Find the string "this" in the records. Copy every line it appears in.

• • • • •

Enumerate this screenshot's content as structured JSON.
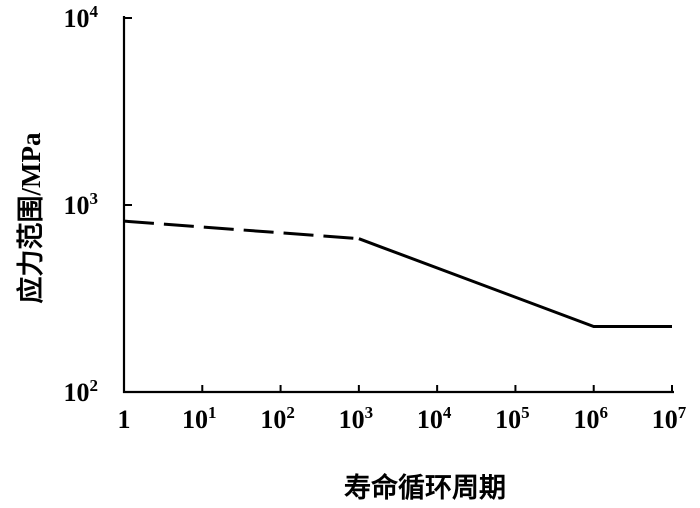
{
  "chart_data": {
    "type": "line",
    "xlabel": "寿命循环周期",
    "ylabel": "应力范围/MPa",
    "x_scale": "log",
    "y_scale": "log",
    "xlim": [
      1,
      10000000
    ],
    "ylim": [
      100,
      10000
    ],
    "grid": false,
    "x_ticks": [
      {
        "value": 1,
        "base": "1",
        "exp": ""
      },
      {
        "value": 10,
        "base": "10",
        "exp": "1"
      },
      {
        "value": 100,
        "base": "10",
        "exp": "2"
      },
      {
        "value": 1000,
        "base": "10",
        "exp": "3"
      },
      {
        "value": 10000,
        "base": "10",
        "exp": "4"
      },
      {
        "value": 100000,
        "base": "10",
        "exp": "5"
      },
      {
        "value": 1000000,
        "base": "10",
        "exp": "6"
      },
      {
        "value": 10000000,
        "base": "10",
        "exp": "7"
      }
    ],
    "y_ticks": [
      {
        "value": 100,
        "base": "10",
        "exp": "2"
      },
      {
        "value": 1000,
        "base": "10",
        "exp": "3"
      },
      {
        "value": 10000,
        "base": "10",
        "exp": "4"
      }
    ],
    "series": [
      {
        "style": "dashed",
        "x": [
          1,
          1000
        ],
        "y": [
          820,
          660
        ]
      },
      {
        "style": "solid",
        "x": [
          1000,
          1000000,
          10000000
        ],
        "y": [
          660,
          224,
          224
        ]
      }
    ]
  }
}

• • • • •

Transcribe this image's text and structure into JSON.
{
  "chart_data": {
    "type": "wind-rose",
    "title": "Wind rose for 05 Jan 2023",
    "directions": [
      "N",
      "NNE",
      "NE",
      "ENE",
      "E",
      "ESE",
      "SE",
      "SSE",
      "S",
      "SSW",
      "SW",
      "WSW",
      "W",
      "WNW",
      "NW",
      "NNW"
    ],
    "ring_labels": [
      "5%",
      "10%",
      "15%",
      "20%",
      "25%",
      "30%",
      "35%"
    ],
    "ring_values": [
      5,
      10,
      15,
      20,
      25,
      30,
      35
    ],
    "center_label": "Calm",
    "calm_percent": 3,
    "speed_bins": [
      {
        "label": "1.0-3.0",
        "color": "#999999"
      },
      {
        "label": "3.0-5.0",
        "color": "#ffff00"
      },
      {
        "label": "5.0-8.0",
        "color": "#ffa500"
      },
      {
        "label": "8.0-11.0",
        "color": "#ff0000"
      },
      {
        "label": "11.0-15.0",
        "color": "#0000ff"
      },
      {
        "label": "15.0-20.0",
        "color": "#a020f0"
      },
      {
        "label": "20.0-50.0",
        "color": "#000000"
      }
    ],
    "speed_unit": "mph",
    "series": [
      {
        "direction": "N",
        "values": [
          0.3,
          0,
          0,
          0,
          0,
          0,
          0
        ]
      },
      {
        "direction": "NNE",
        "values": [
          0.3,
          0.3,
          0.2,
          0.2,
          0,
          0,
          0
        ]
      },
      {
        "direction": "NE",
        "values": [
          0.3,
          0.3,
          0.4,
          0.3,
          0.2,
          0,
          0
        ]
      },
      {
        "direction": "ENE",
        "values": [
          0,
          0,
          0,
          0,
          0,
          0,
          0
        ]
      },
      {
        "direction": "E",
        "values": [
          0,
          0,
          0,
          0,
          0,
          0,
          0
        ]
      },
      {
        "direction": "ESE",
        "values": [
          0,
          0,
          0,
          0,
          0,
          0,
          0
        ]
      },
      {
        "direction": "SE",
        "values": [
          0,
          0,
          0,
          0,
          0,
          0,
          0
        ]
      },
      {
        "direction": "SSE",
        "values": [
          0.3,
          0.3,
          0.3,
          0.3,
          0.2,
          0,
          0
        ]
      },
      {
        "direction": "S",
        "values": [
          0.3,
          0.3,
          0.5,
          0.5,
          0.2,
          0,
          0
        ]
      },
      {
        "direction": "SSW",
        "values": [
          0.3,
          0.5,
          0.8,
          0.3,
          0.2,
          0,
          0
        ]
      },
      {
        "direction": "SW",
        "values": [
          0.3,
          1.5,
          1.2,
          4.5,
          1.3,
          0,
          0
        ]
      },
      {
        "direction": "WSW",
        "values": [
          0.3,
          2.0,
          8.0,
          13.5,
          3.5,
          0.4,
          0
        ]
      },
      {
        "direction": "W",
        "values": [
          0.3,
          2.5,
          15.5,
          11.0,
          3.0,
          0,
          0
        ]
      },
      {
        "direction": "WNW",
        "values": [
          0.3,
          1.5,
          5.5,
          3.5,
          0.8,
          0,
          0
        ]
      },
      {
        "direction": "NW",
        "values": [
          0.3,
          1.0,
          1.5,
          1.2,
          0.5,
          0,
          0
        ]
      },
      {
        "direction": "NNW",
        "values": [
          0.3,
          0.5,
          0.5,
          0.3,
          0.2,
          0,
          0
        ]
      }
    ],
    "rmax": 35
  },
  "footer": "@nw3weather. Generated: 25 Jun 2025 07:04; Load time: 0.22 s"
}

• • • • •

= Answer in full =
Enumerate this screenshot's content as structured JSON.
Transcribe this image's text and structure into JSON.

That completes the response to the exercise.